• **REQUIREMENT 1**: Translate this sentence from the freezer door removal instructions below into Spanish: "Place a small towel underneath the water line connections."
• **REQUIREMENT 2**: In the freezer door removal instructions below, find each item that the text says holds something, using the word "hold" or "holding." List each item with what it holds.
• **REQUIREMENT 3**: According to the freezer door removal instructions below, what tool should be used to unscrew the hex-head screws on the freezer door hinge?

* Begin PAGE *

Open the bottom door -- if it is not the freezer -- to access the toe kick grill along the bottom of the refrigerator. The grill uses tension clips to hold it to the bottom of the refrigerator, so it only requires grabbing the grill with your hands and gently pulling it from the refrigerator. Removing the grill exposes the water line connections beneath the freezer side of the refrigerator. Place the grill aside and shut the door, again, if it is not the freezer.
Place a small towel underneath the water line connections. Locate the connector holding the water line from the freezer door to the water line coming from beneath the refrigerator. Press down on the red disk at the top of the connector while pulling the line attached to the freezer door out of the connector. Shut the freezer door.
Remove the screws from the cover on top of the freezer door that hides the hinge. Lift the cover and expose the electrical connections to the freezer door. Grab the two sides of the wire harness holding the wires together and pull it apart. Your freezer door may not have this wire harness.
Unscrew the hex-head screws holding the freezer door hinge to the body of the refrigerator with a nut driver. Open the freezer door slightly and lift it from the bottom hinge pin. The freezer door could be heavy, so ask an assistant to help move the freezer door to a stable work surface.

* End PAGE *
* Begin PROVIDED RECORDS *

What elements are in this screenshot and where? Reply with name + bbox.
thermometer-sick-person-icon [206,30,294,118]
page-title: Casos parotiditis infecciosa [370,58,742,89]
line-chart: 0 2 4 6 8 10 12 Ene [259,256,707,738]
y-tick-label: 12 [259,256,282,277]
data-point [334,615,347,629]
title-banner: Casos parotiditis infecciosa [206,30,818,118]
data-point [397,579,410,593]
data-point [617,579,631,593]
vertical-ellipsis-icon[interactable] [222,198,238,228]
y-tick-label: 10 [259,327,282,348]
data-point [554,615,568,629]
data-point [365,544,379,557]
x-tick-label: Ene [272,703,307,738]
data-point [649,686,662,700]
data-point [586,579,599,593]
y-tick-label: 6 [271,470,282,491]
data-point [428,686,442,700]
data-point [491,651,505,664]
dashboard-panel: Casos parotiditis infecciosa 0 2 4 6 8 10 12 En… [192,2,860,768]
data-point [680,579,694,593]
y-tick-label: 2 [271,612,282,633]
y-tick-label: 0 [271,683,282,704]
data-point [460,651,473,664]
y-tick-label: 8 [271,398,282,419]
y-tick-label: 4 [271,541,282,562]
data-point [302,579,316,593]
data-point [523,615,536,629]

* End PROVIDED RECORDS *

• **RIGHT ANSWER 1**: Coloque una toalla pequeña debajo de las conexiones de la línea de agua.

• **RIGHT ANSWER 2**:
- Tension clips: hold the toe kick grill to the bottom of the refrigerator.
- Connector: holds the water line from the freezer door to the water line coming from beneath the refrigerator.
- Wire harness: holds the wires together.
- Hex-head screws: hold the freezer door hinge to the body of the refrigerator.

• **RIGHT ANSWER 3**: A nut driver.